__TASK INSTRUCTIONS__
Every line that contains the word "this" should be copied.

┄┄┄┄┄┄

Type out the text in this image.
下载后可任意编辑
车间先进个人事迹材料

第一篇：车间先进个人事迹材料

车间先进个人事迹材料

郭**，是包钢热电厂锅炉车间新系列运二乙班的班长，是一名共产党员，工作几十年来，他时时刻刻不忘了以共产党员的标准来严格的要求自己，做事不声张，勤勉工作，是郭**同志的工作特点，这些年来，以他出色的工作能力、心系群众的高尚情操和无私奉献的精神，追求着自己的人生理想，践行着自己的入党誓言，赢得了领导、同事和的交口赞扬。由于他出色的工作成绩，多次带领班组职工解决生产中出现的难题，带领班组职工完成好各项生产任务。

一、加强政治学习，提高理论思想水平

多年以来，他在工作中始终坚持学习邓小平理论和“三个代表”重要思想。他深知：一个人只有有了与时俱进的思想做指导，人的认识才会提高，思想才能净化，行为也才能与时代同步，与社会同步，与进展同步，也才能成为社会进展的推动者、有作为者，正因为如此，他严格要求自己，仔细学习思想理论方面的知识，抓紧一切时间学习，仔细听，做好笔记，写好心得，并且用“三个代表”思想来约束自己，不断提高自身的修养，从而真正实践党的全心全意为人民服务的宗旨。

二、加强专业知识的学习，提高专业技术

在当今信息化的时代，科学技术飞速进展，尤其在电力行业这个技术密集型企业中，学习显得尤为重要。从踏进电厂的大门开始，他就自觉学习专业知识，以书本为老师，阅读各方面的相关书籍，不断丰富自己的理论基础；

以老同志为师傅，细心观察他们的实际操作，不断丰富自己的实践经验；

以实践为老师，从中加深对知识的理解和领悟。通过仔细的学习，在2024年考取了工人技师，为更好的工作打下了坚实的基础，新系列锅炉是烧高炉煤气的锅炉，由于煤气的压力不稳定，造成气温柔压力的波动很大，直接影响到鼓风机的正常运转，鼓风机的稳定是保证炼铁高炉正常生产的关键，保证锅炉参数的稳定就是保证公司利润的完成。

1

┄┄┄┄┄┄

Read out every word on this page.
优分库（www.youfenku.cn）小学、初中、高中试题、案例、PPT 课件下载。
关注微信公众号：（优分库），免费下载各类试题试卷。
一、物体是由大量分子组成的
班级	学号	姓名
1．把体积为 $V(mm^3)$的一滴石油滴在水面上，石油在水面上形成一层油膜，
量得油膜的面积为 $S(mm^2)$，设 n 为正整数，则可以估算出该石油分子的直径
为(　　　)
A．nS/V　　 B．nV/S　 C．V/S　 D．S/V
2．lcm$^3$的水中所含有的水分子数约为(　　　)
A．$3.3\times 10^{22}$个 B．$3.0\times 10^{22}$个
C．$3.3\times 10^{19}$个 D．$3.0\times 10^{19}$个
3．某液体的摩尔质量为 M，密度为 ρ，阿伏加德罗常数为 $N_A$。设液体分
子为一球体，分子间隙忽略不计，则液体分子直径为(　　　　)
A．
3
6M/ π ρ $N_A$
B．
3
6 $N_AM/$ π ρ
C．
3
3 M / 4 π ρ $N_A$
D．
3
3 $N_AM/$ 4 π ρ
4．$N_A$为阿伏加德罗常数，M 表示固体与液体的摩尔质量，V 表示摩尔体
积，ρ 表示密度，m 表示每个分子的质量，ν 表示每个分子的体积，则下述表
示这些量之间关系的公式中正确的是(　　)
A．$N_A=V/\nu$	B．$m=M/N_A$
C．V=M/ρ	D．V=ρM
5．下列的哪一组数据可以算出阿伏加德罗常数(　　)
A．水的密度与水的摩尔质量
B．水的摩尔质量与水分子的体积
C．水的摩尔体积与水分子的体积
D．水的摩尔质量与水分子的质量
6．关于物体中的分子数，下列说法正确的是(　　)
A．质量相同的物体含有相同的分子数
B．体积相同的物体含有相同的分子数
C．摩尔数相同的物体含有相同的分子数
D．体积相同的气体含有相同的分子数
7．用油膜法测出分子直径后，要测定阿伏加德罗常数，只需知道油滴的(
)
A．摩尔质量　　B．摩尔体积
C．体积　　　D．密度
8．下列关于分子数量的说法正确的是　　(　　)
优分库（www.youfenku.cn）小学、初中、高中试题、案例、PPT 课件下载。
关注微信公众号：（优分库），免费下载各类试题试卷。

┄┄┄┄┄┄

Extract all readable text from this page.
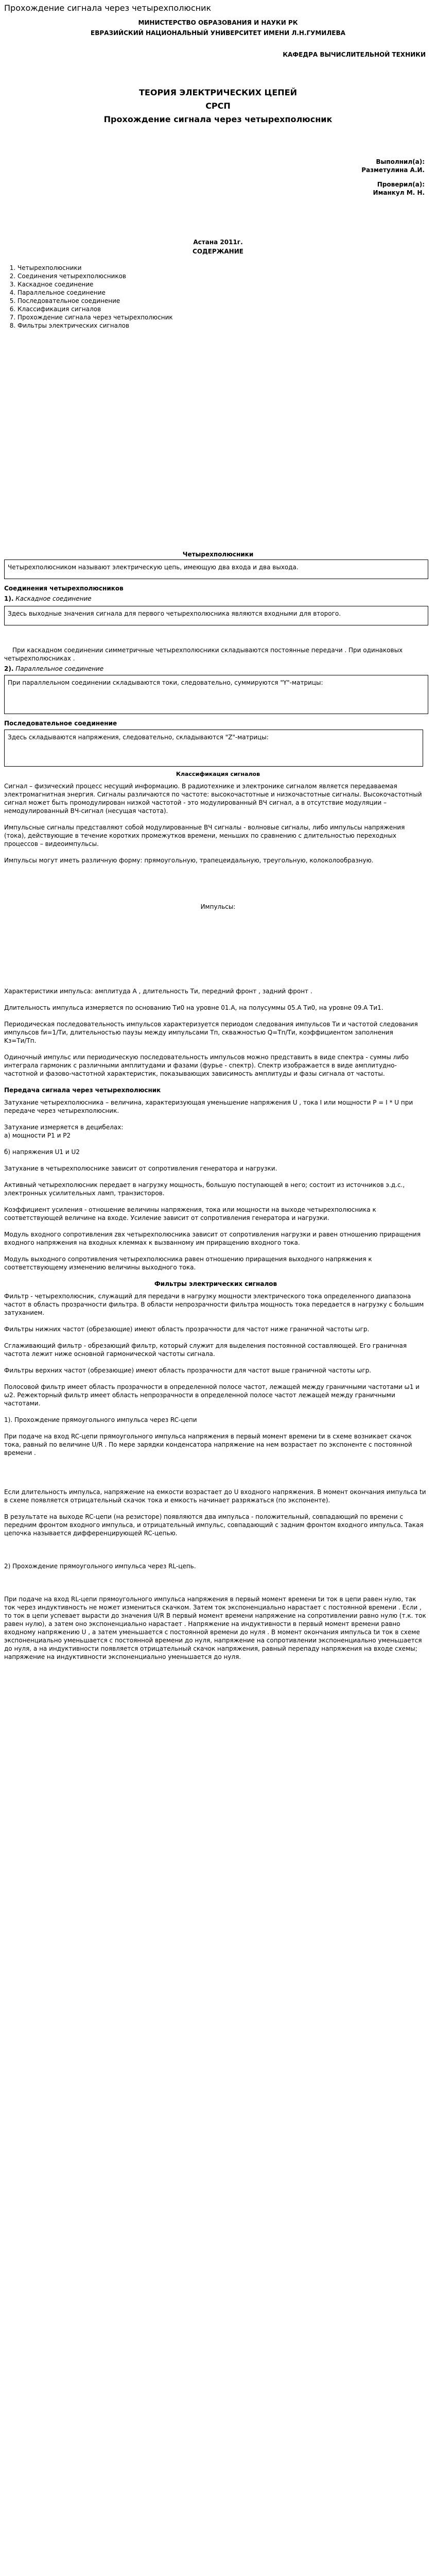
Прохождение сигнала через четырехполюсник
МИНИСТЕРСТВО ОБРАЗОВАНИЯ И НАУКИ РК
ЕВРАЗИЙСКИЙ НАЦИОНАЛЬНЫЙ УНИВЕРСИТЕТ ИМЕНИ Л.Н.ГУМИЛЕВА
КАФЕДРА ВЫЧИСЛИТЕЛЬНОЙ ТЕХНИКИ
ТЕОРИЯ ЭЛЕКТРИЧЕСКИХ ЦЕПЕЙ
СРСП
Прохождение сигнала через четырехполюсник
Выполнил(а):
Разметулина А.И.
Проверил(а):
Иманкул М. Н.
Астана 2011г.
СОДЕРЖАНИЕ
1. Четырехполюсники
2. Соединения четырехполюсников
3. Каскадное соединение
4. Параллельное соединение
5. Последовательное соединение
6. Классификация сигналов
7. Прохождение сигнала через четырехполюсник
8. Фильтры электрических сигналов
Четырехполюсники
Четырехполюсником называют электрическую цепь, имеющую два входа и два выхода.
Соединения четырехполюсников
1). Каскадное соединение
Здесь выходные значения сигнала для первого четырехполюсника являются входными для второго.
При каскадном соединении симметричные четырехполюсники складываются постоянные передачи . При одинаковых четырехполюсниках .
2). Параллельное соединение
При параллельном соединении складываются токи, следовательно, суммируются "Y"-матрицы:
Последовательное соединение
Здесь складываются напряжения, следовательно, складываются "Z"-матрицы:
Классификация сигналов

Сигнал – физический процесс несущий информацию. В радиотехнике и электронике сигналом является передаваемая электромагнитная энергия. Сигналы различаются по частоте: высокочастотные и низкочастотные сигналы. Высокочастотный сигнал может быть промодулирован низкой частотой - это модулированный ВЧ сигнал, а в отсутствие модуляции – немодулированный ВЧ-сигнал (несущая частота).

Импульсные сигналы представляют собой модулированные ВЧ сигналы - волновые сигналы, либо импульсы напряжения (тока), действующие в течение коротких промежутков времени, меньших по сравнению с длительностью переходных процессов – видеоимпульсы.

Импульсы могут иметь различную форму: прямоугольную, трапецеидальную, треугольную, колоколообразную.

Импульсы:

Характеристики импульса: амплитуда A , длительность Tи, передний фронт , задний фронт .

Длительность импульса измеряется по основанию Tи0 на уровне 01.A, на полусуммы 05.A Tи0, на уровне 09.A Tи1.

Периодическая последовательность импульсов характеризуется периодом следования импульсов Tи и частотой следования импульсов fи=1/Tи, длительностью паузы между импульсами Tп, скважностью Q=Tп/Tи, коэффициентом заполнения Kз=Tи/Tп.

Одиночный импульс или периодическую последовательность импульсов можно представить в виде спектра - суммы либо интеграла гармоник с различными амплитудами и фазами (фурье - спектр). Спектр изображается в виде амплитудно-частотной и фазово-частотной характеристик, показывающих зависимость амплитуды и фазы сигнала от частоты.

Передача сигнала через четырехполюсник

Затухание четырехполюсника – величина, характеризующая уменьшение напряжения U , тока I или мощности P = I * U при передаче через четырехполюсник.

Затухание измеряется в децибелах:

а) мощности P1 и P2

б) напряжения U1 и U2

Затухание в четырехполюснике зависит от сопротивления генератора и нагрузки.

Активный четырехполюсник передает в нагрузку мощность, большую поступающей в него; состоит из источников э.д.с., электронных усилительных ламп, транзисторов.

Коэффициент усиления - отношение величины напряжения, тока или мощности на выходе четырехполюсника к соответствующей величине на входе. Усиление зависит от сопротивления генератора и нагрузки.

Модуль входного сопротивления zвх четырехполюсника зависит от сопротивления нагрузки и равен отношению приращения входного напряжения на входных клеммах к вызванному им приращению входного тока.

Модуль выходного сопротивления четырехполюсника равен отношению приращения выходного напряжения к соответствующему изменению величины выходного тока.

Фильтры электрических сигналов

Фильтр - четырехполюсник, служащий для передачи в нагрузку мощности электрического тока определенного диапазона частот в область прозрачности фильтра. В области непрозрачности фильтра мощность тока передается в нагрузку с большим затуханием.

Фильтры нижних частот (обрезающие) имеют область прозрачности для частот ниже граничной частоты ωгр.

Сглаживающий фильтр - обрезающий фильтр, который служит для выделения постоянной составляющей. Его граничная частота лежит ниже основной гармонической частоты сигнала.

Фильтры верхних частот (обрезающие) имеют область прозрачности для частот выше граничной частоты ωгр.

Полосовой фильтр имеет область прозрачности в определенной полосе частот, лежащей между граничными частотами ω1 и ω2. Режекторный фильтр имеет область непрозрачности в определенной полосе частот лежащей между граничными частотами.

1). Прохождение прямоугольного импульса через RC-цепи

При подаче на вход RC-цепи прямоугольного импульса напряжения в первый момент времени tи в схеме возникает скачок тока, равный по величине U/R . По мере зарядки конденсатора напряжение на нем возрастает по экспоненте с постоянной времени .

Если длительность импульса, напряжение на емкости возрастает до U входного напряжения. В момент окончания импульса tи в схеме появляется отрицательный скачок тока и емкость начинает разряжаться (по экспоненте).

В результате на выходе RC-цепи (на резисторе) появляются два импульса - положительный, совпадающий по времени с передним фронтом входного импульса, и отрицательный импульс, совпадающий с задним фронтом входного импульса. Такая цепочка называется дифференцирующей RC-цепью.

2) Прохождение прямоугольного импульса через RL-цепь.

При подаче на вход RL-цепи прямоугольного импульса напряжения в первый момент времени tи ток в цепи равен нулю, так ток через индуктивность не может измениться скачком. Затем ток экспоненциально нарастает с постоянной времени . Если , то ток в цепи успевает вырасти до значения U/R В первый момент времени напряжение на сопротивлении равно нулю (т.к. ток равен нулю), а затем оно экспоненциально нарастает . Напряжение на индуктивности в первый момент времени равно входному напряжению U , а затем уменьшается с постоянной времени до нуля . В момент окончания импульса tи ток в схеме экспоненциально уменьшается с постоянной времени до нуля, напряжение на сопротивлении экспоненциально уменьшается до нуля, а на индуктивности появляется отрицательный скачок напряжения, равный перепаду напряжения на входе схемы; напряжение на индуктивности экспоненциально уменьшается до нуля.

┄┄┄┄┄┄

__FULL SOLUTION__
Type out the text in this image.
Read out every word on this page.
Extract all readable text from this page.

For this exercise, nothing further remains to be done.